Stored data
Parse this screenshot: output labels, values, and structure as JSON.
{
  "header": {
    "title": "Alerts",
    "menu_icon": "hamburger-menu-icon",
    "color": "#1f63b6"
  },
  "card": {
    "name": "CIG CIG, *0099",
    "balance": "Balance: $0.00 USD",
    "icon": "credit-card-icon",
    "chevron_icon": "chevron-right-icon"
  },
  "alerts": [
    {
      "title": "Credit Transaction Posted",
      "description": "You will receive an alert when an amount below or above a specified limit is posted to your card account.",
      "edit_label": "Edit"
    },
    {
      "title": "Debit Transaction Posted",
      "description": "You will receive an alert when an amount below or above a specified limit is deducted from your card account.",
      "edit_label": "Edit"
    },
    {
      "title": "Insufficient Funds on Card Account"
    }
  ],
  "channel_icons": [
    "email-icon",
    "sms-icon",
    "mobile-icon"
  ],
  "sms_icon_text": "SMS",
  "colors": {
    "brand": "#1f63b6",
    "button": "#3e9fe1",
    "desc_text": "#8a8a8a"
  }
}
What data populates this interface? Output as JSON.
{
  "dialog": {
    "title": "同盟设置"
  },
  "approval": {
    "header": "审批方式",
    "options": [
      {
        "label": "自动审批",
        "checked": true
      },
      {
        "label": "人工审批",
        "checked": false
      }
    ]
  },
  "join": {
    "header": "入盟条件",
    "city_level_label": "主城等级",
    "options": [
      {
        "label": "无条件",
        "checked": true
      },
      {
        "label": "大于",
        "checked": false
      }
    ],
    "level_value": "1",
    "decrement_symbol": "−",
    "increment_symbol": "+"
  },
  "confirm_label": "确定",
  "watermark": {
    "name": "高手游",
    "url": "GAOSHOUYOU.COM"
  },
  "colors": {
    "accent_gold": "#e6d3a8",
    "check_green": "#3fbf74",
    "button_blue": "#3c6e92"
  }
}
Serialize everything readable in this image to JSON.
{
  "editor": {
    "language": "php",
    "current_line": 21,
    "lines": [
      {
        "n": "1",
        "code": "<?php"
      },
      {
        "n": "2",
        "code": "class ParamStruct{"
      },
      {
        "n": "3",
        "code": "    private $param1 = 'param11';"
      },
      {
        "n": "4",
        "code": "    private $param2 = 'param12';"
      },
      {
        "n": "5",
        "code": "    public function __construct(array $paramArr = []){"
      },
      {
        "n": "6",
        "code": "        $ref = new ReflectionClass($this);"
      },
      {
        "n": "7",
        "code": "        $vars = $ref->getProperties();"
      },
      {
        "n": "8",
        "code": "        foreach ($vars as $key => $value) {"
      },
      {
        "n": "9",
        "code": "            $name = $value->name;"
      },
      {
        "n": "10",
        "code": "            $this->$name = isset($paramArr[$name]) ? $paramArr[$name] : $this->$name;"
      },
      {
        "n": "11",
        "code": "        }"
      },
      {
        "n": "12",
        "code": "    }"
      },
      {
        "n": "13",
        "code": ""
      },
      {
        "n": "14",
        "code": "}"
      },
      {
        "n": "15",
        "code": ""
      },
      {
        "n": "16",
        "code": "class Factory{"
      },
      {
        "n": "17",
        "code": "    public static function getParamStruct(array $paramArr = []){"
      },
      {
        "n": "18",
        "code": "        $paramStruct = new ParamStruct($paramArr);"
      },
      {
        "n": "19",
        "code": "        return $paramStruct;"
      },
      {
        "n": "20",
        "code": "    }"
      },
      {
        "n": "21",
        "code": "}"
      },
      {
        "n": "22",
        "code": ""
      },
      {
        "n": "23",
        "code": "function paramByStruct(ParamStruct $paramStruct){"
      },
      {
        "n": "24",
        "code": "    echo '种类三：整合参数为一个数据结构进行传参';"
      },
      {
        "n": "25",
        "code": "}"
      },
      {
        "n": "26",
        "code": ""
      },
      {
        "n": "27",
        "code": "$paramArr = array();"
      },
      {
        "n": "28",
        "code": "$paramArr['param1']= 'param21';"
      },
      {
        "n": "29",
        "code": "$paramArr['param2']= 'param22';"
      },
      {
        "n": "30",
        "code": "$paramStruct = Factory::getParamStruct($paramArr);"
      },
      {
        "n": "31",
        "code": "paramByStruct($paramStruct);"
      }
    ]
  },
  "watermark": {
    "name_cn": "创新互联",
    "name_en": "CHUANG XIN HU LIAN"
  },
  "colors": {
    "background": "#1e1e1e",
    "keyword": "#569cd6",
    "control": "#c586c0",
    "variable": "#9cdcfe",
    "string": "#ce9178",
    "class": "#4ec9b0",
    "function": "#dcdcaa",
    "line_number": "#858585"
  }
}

Given problem
Repeat all the entries exactly as given.

Final result
Parse this screenshot: output labels, values, and structure as JSON.
{
  "header": {
    "title": "Alerts",
    "menu_icon": "hamburger-menu-icon",
    "color": "#1f63b6"
  },
  "card": {
    "name": "CIG CIG, *0099",
    "balance": "Balance: $0.00 USD",
    "icon": "credit-card-icon",
    "chevron_icon": "chevron-right-icon"
  },
  "alerts": [
    {
      "title": "Credit Transaction Posted",
      "description": "You will receive an alert when an amount below or above a specified limit is posted to your card account.",
      "edit_label": "Edit"
    },
    {
      "title": "Debit Transaction Posted",
      "description": "You will receive an alert when an amount below or above a specified limit is deducted from your card account.",
      "edit_label": "Edit"
    },
    {
      "title": "Insufficient Funds on Card Account"
    }
  ],
  "channel_icons": [
    "email-icon",
    "sms-icon",
    "mobile-icon"
  ],
  "sms_icon_text": "SMS",
  "colors": {
    "brand": "#1f63b6",
    "button": "#3e9fe1",
    "desc_text": "#8a8a8a"
  }
}
What data populates this interface? Output as JSON.
{
  "dialog": {
    "title": "同盟设置"
  },
  "approval": {
    "header": "审批方式",
    "options": [
      {
        "label": "自动审批",
        "checked": true
      },
      {
        "label": "人工审批",
        "checked": false
      }
    ]
  },
  "join": {
    "header": "入盟条件",
    "city_level_label": "主城等级",
    "options": [
      {
        "label": "无条件",
        "checked": true
      },
      {
        "label": "大于",
        "checked": false
      }
    ],
    "level_value": "1",
    "decrement_symbol": "−",
    "increment_symbol": "+"
  },
  "confirm_label": "确定",
  "watermark": {
    "name": "高手游",
    "url": "GAOSHOUYOU.COM"
  },
  "colors": {
    "accent_gold": "#e6d3a8",
    "check_green": "#3fbf74",
    "button_blue": "#3c6e92"
  }
}
Serialize everything readable in this image to JSON.
{
  "editor": {
    "language": "php",
    "current_line": 21,
    "lines": [
      {
        "n": "1",
        "code": "<?php"
      },
      {
        "n": "2",
        "code": "class ParamStruct{"
      },
      {
        "n": "3",
        "code": "    private $param1 = 'param11';"
      },
      {
        "n": "4",
        "code": "    private $param2 = 'param12';"
      },
      {
        "n": "5",
        "code": "    public function __construct(array $paramArr = []){"
      },
      {
        "n": "6",
        "code": "        $ref = new ReflectionClass($this);"
      },
      {
        "n": "7",
        "code": "        $vars = $ref->getProperties();"
      },
      {
        "n": "8",
        "code": "        foreach ($vars as $key => $value) {"
      },
      {
        "n": "9",
        "code": "            $name = $value->name;"
      },
      {
        "n": "10",
        "code": "            $this->$name = isset($paramArr[$name]) ? $paramArr[$name] : $this->$name;"
      },
      {
        "n": "11",
        "code": "        }"
      },
      {
        "n": "12",
        "code": "    }"
      },
      {
        "n": "13",
        "code": ""
      },
      {
        "n": "14",
        "code": "}"
      },
      {
        "n": "15",
        "code": ""
      },
      {
        "n": "16",
        "code": "class Factory{"
      },
      {
        "n": "17",
        "code": "    public static function getParamStruct(array $paramArr = []){"
      },
      {
        "n": "18",
        "code": "        $paramStruct = new ParamStruct($paramArr);"
      },
      {
        "n": "19",
        "code": "        return $paramStruct;"
      },
      {
        "n": "20",
        "code": "    }"
      },
      {
        "n": "21",
        "code": "}"
      },
      {
        "n": "22",
        "code": ""
      },
      {
        "n": "23",
        "code": "function paramByStruct(ParamStruct $paramStruct){"
      },
      {
        "n": "24",
        "code": "    echo '种类三：整合参数为一个数据结构进行传参';"
      },
      {
        "n": "25",
        "code": "}"
      },
      {
        "n": "26",
        "code": ""
      },
      {
        "n": "27",
        "code": "$paramArr = array();"
      },
      {
        "n": "28",
        "code": "$paramArr['param1']= 'param21';"
      },
      {
        "n": "29",
        "code": "$paramArr['param2']= 'param22';"
      },
      {
        "n": "30",
        "code": "$paramStruct = Factory::getParamStruct($paramArr);"
      },
      {
        "n": "31",
        "code": "paramByStruct($paramStruct);"
      }
    ]
  },
  "watermark": {
    "name_cn": "创新互联",
    "name_en": "CHUANG XIN HU LIAN"
  },
  "colors": {
    "background": "#1e1e1e",
    "keyword": "#569cd6",
    "control": "#c586c0",
    "variable": "#9cdcfe",
    "string": "#ce9178",
    "class": "#4ec9b0",
    "function": "#dcdcaa",
    "line_number": "#858585"
  }
}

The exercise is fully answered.